--- start Dataset records ---

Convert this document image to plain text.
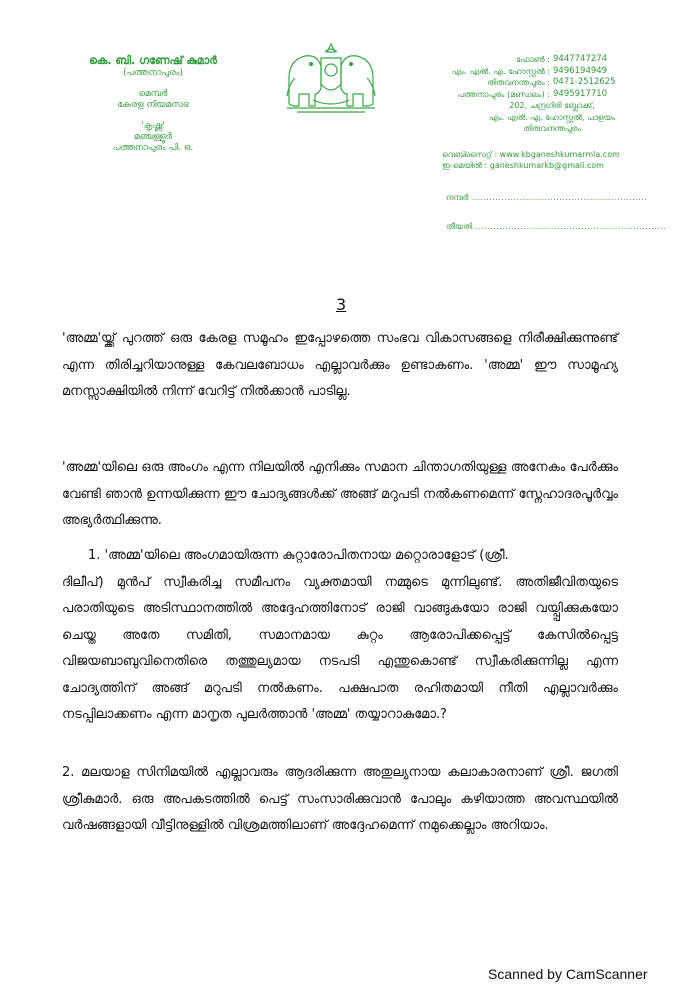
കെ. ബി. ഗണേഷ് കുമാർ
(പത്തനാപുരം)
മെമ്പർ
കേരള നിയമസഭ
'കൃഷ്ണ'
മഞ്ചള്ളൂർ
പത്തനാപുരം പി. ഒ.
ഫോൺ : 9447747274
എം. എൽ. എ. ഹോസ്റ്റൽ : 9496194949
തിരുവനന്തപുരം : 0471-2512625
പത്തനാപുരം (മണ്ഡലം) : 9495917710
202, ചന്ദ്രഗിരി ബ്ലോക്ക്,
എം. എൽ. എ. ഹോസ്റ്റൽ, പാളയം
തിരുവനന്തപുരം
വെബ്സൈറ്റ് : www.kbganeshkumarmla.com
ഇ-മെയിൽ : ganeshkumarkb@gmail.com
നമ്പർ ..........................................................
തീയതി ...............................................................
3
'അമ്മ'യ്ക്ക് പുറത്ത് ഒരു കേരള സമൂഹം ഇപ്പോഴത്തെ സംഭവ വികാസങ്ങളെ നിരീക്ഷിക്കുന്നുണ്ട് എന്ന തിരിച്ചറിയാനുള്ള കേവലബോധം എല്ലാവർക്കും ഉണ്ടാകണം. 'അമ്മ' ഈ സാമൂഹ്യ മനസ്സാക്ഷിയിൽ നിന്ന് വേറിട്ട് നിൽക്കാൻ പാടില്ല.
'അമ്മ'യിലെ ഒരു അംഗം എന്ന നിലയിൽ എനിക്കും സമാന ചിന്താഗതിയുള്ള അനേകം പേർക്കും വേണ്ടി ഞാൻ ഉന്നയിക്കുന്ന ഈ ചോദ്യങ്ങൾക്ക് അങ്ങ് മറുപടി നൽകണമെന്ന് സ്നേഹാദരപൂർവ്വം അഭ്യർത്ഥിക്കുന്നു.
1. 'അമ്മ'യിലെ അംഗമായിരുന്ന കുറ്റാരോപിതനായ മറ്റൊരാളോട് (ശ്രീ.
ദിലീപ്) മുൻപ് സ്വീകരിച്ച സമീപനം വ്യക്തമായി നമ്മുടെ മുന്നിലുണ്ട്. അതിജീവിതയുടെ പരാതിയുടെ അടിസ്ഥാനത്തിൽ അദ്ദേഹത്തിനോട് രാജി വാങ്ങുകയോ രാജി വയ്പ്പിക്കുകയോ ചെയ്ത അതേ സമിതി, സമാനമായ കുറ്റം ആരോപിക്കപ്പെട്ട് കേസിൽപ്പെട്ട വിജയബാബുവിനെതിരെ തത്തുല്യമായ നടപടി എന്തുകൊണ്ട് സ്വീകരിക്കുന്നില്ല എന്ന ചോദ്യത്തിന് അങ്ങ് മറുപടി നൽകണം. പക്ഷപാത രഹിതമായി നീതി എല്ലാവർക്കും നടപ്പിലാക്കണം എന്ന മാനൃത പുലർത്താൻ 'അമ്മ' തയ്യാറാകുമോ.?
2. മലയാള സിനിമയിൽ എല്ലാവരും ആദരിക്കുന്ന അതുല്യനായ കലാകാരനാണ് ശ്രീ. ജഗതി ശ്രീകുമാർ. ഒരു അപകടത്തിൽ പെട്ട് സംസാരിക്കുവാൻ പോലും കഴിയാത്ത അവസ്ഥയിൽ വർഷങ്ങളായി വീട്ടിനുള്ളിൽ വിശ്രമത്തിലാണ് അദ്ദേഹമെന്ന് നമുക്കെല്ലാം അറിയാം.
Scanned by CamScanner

--- end Dataset records ---
--- start Dataset records ---

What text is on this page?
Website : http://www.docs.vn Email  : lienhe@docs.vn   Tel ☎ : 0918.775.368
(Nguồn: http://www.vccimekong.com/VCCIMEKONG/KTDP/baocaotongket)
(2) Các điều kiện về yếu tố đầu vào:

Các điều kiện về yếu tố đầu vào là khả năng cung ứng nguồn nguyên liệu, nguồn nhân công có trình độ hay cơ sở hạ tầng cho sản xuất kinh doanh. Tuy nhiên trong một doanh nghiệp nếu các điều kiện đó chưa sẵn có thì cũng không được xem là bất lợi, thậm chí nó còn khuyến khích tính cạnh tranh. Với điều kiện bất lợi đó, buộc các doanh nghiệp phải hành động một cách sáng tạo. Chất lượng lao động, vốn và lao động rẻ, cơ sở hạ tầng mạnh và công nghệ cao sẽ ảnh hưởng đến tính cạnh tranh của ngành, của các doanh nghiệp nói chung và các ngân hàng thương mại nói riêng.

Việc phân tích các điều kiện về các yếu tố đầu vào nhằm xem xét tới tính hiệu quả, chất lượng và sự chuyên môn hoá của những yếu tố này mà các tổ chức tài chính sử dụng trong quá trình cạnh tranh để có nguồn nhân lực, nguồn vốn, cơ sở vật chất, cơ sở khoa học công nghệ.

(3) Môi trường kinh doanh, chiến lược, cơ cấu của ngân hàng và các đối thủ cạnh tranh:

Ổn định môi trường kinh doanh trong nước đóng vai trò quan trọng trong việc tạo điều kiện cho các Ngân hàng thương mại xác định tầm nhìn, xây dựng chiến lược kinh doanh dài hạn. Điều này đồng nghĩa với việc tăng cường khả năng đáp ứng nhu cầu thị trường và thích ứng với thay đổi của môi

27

--- end Dataset records ---

Problem description >>
Which lines of the material contain the string "trường"? List each of them.

Output for this exercise >>
(3) Môi trường kinh doanh, chiến lược, cơ cấu của ngân hàng và các đối thủ cạnh tranh:
Ổn định môi trường kinh doanh trong nước đóng vai trò quan trọng trong việc tạo điều kiện cho các Ngân hàng thương mại xác định tầm nhìn, xây dựng chiến lược kinh doanh dài hạn. Điều này đồng nghĩa với việc tăng cường khả năng đáp ứng nhu cầu thị trường và thích ứng với thay đổi của môi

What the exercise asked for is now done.